(Chart and figure data)
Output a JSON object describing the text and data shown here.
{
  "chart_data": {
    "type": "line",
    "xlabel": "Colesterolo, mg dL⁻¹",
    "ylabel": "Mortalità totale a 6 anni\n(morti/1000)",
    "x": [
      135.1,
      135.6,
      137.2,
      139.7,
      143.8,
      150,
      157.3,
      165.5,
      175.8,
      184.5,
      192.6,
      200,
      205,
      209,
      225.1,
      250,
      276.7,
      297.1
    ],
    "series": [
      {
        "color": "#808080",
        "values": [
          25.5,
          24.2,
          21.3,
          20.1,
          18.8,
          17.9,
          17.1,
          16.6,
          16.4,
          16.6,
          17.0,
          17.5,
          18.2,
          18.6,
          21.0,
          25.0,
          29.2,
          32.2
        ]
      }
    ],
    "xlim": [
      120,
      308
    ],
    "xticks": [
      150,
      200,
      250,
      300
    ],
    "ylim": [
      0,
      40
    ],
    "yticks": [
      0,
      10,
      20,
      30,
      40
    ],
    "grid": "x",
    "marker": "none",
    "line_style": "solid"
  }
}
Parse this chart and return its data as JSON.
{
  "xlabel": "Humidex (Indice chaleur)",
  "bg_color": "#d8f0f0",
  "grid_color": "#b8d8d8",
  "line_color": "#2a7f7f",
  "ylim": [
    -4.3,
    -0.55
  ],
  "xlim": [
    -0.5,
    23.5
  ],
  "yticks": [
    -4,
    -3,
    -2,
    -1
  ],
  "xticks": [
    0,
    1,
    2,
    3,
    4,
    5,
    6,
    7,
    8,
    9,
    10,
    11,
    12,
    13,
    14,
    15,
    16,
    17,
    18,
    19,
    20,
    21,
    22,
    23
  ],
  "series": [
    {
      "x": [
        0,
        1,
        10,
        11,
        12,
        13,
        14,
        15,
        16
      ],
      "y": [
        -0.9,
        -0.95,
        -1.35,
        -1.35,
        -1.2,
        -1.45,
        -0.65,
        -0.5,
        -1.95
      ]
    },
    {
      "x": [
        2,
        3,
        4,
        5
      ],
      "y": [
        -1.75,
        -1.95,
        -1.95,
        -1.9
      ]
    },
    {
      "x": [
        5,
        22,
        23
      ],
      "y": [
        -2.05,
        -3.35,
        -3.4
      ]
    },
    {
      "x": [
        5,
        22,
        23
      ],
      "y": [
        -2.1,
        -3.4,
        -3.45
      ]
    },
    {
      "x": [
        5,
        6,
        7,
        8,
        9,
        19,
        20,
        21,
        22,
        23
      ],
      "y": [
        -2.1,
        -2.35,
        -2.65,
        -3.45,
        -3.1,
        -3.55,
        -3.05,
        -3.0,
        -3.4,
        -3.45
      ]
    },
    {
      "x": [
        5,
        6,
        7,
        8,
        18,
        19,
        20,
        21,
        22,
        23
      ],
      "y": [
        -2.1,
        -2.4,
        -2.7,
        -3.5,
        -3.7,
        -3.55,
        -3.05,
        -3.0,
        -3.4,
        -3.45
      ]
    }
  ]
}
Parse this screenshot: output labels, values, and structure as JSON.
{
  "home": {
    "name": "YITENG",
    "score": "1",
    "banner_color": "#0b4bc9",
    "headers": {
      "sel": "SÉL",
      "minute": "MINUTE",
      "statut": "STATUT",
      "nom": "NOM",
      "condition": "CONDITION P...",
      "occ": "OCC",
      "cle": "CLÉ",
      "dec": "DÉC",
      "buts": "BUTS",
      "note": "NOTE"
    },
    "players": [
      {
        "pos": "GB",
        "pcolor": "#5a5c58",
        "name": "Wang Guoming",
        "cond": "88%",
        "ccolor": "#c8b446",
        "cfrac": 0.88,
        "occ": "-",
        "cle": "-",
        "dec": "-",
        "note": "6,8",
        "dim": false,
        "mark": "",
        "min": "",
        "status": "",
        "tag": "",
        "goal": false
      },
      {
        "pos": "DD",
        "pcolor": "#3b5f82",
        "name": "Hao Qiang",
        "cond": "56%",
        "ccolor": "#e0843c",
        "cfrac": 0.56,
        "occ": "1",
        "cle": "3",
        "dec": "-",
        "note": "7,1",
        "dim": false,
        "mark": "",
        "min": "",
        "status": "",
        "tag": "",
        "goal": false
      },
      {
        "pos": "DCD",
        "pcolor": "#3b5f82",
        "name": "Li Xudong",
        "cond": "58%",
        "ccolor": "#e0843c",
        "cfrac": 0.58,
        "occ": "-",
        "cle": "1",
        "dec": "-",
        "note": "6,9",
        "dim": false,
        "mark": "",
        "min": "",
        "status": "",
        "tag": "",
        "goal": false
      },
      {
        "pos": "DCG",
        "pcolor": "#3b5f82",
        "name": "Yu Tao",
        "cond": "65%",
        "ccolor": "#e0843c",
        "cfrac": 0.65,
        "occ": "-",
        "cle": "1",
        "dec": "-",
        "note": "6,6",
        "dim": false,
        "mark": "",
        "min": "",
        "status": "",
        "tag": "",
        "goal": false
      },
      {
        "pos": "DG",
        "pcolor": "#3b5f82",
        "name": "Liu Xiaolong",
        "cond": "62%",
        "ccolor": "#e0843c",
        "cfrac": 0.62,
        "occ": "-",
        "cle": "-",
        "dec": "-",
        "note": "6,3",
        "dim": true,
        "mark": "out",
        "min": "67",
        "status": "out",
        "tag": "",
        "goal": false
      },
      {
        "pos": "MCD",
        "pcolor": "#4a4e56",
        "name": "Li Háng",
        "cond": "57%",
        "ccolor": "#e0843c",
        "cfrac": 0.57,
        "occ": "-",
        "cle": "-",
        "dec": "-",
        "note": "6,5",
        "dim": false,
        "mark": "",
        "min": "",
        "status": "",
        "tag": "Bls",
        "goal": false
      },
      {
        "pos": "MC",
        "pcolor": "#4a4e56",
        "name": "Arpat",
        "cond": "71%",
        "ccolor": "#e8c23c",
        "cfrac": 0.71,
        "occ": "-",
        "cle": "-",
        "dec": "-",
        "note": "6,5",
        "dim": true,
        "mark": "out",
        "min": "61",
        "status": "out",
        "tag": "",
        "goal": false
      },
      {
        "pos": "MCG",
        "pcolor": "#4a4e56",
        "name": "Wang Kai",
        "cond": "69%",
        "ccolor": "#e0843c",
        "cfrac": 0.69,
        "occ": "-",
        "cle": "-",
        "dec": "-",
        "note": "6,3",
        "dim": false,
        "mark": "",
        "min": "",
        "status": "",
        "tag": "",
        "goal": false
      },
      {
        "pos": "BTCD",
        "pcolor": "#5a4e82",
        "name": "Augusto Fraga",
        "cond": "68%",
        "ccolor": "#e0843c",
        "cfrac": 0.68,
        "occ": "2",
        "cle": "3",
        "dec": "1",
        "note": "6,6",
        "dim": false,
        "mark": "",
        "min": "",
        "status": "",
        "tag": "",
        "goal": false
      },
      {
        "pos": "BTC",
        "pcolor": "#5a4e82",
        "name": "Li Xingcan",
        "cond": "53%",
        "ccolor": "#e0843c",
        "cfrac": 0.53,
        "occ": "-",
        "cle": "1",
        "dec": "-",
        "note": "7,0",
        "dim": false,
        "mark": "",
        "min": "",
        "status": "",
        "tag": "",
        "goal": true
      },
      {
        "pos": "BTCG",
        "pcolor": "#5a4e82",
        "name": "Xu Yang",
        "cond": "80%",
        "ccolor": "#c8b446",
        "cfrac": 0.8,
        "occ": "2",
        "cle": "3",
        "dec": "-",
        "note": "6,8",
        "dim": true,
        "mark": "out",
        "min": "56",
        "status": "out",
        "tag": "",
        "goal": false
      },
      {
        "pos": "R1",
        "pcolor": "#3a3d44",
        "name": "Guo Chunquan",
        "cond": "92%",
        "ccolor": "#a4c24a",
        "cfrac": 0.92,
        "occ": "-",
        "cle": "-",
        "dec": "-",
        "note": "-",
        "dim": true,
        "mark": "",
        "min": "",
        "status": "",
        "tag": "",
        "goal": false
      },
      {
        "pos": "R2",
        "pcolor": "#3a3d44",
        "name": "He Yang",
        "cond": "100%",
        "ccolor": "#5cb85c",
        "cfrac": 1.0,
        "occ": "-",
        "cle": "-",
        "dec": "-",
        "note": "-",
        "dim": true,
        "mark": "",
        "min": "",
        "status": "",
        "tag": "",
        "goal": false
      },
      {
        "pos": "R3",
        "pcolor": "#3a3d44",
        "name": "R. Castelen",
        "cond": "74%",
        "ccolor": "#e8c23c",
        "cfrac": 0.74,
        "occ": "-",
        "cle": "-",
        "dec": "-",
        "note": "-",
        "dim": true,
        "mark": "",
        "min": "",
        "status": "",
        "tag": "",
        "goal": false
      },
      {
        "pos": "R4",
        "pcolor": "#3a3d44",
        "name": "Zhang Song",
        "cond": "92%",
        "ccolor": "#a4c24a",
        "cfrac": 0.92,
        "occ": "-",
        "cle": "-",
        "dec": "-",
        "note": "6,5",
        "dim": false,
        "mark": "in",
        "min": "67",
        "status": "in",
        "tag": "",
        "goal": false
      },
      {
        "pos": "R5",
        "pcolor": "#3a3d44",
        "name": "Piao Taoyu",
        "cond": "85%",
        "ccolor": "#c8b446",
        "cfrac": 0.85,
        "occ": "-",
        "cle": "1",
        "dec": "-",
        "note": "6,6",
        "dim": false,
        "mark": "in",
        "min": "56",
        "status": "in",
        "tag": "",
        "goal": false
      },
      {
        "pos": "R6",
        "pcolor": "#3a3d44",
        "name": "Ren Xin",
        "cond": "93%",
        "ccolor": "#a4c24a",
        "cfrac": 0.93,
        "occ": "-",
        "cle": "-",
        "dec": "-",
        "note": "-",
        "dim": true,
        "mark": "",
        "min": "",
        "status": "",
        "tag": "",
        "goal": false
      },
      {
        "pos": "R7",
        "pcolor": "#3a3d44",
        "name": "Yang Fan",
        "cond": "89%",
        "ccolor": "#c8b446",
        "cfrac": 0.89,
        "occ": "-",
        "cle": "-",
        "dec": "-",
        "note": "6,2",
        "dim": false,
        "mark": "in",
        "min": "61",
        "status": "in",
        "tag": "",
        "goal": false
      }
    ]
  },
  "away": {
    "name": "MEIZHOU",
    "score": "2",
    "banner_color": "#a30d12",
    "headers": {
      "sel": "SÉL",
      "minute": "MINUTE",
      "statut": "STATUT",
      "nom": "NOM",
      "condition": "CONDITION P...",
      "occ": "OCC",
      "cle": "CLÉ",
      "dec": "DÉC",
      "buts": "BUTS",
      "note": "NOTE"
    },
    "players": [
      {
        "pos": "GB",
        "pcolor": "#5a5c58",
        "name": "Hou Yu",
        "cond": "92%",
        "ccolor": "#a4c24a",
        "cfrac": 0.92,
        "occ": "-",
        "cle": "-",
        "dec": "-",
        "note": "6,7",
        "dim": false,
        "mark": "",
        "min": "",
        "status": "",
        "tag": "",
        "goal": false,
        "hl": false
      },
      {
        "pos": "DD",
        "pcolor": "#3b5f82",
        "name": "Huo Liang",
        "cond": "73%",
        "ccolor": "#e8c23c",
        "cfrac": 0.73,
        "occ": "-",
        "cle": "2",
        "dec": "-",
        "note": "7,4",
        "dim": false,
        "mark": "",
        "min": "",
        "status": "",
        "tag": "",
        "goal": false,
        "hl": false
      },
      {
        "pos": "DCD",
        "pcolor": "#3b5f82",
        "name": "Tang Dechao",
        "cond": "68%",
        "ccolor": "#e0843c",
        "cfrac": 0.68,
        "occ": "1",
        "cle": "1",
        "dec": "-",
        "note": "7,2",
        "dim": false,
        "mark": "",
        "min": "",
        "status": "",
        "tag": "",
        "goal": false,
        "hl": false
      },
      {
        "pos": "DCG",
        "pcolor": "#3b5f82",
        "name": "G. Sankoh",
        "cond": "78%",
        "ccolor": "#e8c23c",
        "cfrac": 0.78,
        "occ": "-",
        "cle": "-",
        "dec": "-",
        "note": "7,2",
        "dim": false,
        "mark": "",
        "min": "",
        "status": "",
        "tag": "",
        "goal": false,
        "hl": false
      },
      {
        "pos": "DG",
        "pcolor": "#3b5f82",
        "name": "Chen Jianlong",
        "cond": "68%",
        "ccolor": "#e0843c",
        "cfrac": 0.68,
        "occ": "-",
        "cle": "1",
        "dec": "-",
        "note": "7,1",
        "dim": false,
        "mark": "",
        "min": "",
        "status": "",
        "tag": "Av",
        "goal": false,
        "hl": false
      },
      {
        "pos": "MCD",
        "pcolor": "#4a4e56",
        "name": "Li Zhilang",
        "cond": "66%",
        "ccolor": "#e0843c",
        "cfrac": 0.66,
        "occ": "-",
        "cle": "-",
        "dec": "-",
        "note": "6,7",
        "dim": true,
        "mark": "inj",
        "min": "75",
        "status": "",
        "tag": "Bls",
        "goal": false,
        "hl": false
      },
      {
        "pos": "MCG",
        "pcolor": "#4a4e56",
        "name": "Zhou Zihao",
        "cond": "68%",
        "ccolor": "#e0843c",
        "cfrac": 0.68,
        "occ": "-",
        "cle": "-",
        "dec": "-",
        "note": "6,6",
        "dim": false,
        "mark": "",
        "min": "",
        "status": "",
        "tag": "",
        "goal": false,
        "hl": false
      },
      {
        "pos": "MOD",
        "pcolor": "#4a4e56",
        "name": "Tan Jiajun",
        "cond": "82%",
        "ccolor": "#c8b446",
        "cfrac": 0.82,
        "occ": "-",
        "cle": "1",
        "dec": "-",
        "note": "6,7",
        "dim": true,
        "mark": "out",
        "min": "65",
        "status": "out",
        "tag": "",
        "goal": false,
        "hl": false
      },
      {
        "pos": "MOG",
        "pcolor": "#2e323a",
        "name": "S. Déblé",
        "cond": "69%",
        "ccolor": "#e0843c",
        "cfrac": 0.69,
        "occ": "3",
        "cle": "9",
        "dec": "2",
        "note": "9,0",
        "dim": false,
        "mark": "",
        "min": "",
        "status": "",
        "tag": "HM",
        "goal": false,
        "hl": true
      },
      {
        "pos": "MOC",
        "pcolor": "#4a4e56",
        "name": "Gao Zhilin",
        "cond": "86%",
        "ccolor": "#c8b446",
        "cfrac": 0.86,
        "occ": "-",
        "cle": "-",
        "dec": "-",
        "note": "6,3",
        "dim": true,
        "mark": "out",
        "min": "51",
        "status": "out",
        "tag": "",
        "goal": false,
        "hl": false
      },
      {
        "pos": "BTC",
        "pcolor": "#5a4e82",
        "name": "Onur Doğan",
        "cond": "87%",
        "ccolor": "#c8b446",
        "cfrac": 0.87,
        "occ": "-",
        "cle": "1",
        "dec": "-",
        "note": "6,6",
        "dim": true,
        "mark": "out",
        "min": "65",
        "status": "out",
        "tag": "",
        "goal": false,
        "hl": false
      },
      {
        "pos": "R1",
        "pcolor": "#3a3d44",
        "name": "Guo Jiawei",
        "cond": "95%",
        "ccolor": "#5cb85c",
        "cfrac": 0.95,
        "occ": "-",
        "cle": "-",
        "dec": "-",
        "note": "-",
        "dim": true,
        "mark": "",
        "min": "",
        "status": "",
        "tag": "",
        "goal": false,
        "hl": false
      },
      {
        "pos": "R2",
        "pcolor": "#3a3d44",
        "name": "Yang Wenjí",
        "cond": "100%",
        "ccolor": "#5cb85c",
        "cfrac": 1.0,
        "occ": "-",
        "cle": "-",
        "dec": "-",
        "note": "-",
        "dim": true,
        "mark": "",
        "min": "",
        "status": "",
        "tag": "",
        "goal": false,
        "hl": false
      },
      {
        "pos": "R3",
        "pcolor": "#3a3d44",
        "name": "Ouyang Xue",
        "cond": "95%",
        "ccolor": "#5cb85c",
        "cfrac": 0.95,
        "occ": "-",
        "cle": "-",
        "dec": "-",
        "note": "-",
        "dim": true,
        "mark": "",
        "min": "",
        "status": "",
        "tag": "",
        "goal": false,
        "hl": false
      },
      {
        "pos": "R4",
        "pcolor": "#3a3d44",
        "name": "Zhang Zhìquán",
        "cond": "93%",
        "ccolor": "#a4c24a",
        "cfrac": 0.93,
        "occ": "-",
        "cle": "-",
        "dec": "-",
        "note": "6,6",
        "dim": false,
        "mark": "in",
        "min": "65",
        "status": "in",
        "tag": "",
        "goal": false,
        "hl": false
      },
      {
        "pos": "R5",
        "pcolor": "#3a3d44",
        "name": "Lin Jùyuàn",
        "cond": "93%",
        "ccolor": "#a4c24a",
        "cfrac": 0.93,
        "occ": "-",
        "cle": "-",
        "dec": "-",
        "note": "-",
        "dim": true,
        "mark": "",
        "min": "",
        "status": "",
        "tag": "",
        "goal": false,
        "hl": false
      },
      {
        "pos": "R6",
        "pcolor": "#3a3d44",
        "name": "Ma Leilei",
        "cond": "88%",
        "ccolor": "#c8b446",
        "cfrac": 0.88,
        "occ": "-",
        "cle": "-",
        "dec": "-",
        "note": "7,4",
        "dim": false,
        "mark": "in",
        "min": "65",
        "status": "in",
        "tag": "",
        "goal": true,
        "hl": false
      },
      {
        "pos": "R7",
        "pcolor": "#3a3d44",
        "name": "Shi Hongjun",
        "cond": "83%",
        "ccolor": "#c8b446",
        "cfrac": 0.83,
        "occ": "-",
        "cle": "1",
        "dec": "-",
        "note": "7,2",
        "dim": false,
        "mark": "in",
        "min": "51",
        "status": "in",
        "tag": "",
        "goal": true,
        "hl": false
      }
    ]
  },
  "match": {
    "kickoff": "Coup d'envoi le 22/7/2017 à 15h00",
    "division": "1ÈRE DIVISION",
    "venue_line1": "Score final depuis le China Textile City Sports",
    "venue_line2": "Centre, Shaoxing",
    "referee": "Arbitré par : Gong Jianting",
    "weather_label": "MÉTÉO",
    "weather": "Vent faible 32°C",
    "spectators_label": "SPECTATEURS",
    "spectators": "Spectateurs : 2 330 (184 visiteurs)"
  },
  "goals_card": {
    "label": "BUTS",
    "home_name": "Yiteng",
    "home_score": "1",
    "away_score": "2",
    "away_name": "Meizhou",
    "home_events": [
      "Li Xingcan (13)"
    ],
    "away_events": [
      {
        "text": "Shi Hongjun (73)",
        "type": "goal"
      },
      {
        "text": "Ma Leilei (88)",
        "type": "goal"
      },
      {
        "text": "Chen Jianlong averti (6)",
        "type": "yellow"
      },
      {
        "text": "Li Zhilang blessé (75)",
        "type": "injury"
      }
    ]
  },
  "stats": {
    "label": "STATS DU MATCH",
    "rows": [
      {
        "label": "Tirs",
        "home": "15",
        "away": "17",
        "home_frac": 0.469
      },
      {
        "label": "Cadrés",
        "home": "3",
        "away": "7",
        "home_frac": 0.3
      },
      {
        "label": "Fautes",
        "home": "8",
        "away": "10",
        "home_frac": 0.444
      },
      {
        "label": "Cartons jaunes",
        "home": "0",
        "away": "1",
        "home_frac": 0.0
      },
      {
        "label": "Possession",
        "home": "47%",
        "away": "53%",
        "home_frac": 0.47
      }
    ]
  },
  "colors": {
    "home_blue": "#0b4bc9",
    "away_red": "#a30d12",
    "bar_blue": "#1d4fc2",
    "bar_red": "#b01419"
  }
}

## Set problem
Filter the listing for the word "Zhilang" and copy every line that holds it.

## Solution to this task
        "name": "Li Zhilang",
        "text": "Li Zhilang blessé (75)",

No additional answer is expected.